- _The request_:
Write out each line that follows exactly as it stands, without the pictures.

** Start Available records **

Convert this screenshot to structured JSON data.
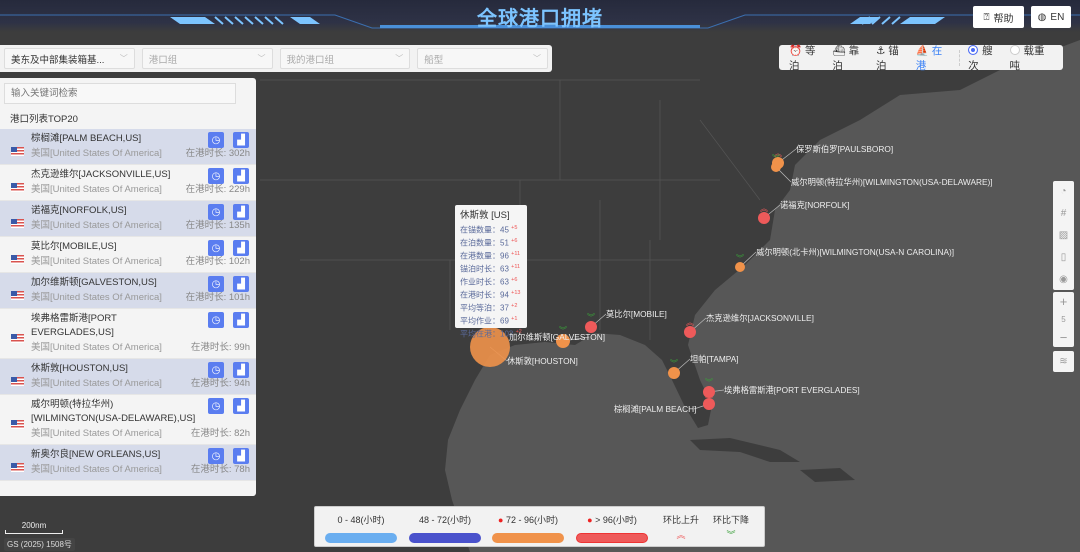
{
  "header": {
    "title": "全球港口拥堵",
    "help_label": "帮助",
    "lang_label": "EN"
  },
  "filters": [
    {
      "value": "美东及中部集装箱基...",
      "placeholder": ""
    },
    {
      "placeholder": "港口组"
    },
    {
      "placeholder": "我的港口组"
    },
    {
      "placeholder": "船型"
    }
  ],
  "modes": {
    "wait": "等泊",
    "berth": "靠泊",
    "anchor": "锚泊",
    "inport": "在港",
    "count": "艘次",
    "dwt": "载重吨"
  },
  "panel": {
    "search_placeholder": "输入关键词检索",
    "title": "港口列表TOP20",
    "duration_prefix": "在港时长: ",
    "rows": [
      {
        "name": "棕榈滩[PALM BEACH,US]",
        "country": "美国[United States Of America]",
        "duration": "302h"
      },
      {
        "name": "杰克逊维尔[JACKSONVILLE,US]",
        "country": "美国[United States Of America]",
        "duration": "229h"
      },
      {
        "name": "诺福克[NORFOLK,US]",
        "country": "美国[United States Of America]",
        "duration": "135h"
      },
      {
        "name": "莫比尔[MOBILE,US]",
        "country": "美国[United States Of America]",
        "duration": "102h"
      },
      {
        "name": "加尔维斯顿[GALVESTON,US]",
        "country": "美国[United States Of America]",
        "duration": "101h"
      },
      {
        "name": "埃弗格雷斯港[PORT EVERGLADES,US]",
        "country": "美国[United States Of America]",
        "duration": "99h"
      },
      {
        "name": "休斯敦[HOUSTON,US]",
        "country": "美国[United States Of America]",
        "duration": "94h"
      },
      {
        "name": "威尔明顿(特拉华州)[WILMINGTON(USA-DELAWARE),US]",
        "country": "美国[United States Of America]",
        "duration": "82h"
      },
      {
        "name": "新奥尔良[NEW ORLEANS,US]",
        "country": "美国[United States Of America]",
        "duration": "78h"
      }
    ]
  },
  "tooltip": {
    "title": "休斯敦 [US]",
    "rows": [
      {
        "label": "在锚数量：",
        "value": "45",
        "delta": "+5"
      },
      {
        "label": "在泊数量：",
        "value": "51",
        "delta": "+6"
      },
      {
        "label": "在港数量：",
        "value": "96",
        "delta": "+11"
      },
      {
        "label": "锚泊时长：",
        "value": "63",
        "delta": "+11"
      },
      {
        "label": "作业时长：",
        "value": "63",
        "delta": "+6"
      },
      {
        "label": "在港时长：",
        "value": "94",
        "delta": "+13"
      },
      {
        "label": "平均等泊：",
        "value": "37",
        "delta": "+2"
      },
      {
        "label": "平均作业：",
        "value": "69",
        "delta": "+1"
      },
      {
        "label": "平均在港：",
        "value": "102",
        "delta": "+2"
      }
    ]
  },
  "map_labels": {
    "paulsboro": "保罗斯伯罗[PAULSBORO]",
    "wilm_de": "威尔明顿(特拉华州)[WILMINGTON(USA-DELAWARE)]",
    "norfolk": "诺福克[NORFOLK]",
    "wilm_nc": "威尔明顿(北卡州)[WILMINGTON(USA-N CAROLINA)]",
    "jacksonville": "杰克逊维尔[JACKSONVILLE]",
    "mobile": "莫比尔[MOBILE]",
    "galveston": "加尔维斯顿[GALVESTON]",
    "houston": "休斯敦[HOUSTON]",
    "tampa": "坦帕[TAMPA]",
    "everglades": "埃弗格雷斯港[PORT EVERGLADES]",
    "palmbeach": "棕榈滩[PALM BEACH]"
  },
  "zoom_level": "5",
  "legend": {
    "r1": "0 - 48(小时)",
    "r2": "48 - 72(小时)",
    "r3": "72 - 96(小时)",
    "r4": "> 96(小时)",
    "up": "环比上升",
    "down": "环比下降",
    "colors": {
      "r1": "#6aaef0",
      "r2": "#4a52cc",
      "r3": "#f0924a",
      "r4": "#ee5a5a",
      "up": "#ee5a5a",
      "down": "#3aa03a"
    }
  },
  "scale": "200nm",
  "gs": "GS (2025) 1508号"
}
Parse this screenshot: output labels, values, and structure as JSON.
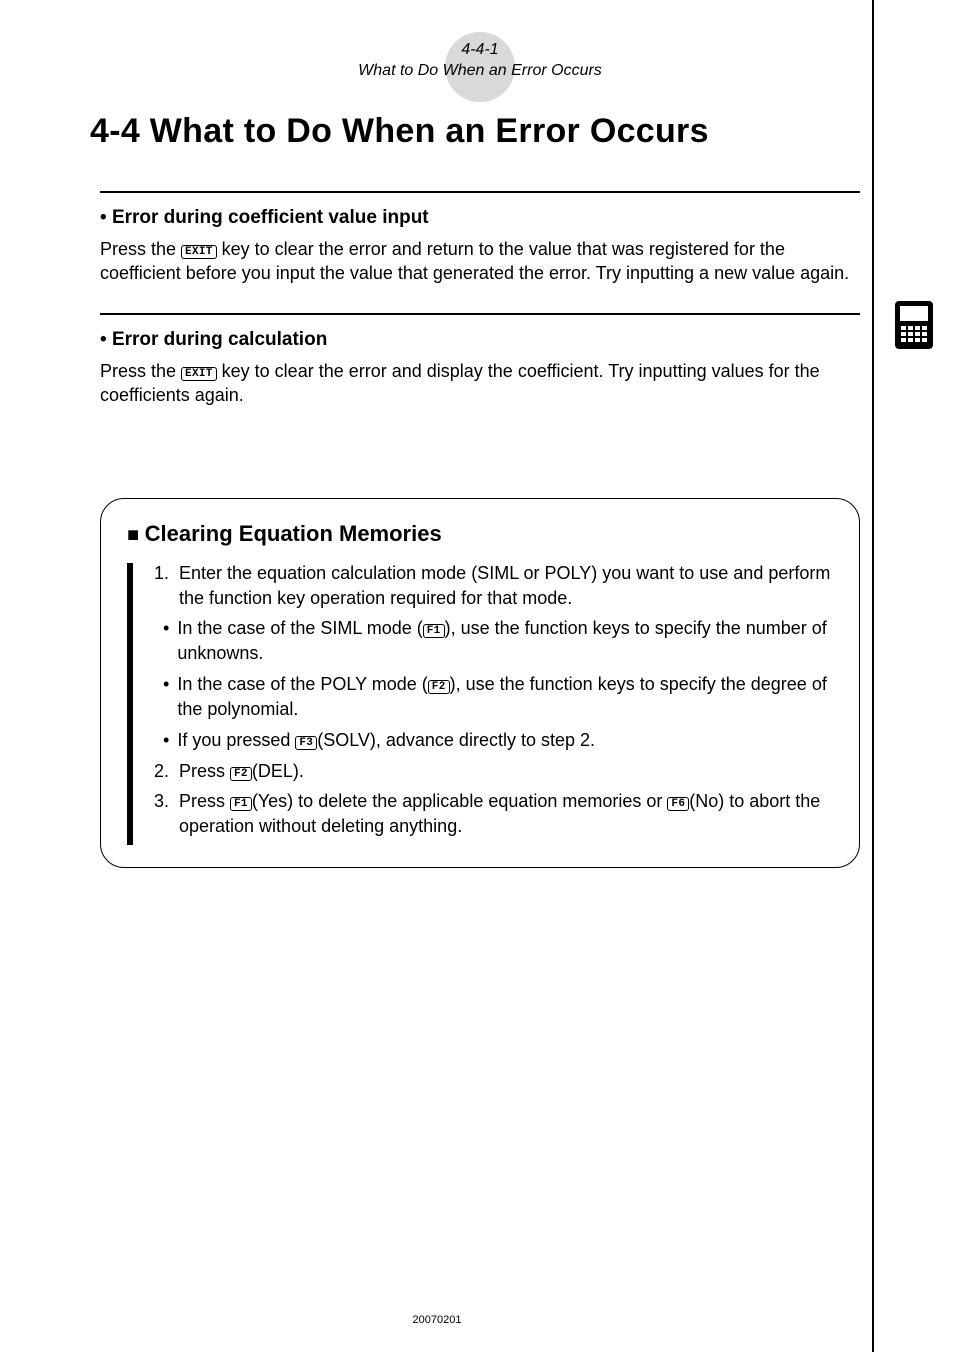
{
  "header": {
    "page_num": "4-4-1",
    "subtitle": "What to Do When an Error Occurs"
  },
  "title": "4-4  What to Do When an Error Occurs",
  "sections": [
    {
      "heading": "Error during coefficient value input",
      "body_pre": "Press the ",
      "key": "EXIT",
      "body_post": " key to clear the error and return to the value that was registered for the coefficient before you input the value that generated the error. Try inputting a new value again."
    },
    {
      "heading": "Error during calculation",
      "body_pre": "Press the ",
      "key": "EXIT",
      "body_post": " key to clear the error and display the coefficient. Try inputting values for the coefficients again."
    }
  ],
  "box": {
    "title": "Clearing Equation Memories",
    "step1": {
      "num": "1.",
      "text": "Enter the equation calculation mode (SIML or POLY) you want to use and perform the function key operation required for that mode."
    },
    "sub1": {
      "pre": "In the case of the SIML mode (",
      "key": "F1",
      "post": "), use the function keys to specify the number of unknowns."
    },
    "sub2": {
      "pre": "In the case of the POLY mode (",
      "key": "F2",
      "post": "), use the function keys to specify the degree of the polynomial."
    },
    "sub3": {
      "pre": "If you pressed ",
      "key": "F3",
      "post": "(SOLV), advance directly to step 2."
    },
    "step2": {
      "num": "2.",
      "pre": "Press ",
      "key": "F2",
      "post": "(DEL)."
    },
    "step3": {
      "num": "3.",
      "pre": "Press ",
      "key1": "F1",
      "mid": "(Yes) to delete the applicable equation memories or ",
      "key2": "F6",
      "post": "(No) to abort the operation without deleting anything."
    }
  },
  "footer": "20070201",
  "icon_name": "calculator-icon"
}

** End Available records **

- _Answer to the task_:
Convert this screenshot to structured JSON data.
{
  "header": {
    "title": "全球港口拥堵",
    "help_label": "帮助",
    "lang_label": "EN"
  },
  "filters": [
    {
      "value": "美东及中部集装箱基...",
      "placeholder": ""
    },
    {
      "placeholder": "港口组"
    },
    {
      "placeholder": "我的港口组"
    },
    {
      "placeholder": "船型"
    }
  ],
  "modes": {
    "wait": "等泊",
    "berth": "靠泊",
    "anchor": "锚泊",
    "inport": "在港",
    "count": "艘次",
    "dwt": "载重吨"
  },
  "panel": {
    "search_placeholder": "输入关键词检索",
    "title": "港口列表TOP20",
    "duration_prefix": "在港时长: ",
    "rows": [
      {
        "name": "棕榈滩[PALM BEACH,US]",
        "country": "美国[United States Of America]",
        "duration": "302h"
      },
      {
        "name": "杰克逊维尔[JACKSONVILLE,US]",
        "country": "美国[United States Of America]",
        "duration": "229h"
      },
      {
        "name": "诺福克[NORFOLK,US]",
        "country": "美国[United States Of America]",
        "duration": "135h"
      },
      {
        "name": "莫比尔[MOBILE,US]",
        "country": "美国[United States Of America]",
        "duration": "102h"
      },
      {
        "name": "加尔维斯顿[GALVESTON,US]",
        "country": "美国[United States Of America]",
        "duration": "101h"
      },
      {
        "name": "埃弗格雷斯港[PORT EVERGLADES,US]",
        "country": "美国[United States Of America]",
        "duration": "99h"
      },
      {
        "name": "休斯敦[HOUSTON,US]",
        "country": "美国[United States Of America]",
        "duration": "94h"
      },
      {
        "name": "威尔明顿(特拉华州)[WILMINGTON(USA-DELAWARE),US]",
        "country": "美国[United States Of America]",
        "duration": "82h"
      },
      {
        "name": "新奥尔良[NEW ORLEANS,US]",
        "country": "美国[United States Of America]",
        "duration": "78h"
      }
    ]
  },
  "tooltip": {
    "title": "休斯敦 [US]",
    "rows": [
      {
        "label": "在锚数量：",
        "value": "45",
        "delta": "+5"
      },
      {
        "label": "在泊数量：",
        "value": "51",
        "delta": "+6"
      },
      {
        "label": "在港数量：",
        "value": "96",
        "delta": "+11"
      },
      {
        "label": "锚泊时长：",
        "value": "63",
        "delta": "+11"
      },
      {
        "label": "作业时长：",
        "value": "63",
        "delta": "+6"
      },
      {
        "label": "在港时长：",
        "value": "94",
        "delta": "+13"
      },
      {
        "label": "平均等泊：",
        "value": "37",
        "delta": "+2"
      },
      {
        "label": "平均作业：",
        "value": "69",
        "delta": "+1"
      },
      {
        "label": "平均在港：",
        "value": "102",
        "delta": "+2"
      }
    ]
  },
  "map_labels": {
    "paulsboro": "保罗斯伯罗[PAULSBORO]",
    "wilm_de": "威尔明顿(特拉华州)[WILMINGTON(USA-DELAWARE)]",
    "norfolk": "诺福克[NORFOLK]",
    "wilm_nc": "威尔明顿(北卡州)[WILMINGTON(USA-N CAROLINA)]",
    "jacksonville": "杰克逊维尔[JACKSONVILLE]",
    "mobile": "莫比尔[MOBILE]",
    "galveston": "加尔维斯顿[GALVESTON]",
    "houston": "休斯敦[HOUSTON]",
    "tampa": "坦帕[TAMPA]",
    "everglades": "埃弗格雷斯港[PORT EVERGLADES]",
    "palmbeach": "棕榈滩[PALM BEACH]"
  },
  "zoom_level": "5",
  "legend": {
    "r1": "0 - 48(小时)",
    "r2": "48 - 72(小时)",
    "r3": "72 - 96(小时)",
    "r4": "> 96(小时)",
    "up": "环比上升",
    "down": "环比下降",
    "colors": {
      "r1": "#6aaef0",
      "r2": "#4a52cc",
      "r3": "#f0924a",
      "r4": "#ee5a5a",
      "up": "#ee5a5a",
      "down": "#3aa03a"
    }
  },
  "scale": "200nm",
  "gs": "GS (2025) 1508号"
}
Parse this screenshot: output labels, values, and structure as JSON.
{
  "header": {
    "page_num": "4-4-1",
    "subtitle": "What to Do When an Error Occurs"
  },
  "title": "4-4  What to Do When an Error Occurs",
  "sections": [
    {
      "heading": "Error during coefficient value input",
      "body_pre": "Press the ",
      "key": "EXIT",
      "body_post": " key to clear the error and return to the value that was registered for the coefficient before you input the value that generated the error. Try inputting a new value again."
    },
    {
      "heading": "Error during calculation",
      "body_pre": "Press the ",
      "key": "EXIT",
      "body_post": " key to clear the error and display the coefficient. Try inputting values for the coefficients again."
    }
  ],
  "box": {
    "title": "Clearing Equation Memories",
    "step1": {
      "num": "1.",
      "text": "Enter the equation calculation mode (SIML or POLY) you want to use and perform the function key operation required for that mode."
    },
    "sub1": {
      "pre": "In the case of the SIML mode (",
      "key": "F1",
      "post": "), use the function keys to specify the number of unknowns."
    },
    "sub2": {
      "pre": "In the case of the POLY mode (",
      "key": "F2",
      "post": "), use the function keys to specify the degree of the polynomial."
    },
    "sub3": {
      "pre": "If you pressed ",
      "key": "F3",
      "post": "(SOLV), advance directly to step 2."
    },
    "step2": {
      "num": "2.",
      "pre": "Press ",
      "key": "F2",
      "post": "(DEL)."
    },
    "step3": {
      "num": "3.",
      "pre": "Press ",
      "key1": "F1",
      "mid": "(Yes) to delete the applicable equation memories or ",
      "key2": "F6",
      "post": "(No) to abort the operation without deleting anything."
    }
  },
  "footer": "20070201",
  "icon_name": "calculator-icon"
}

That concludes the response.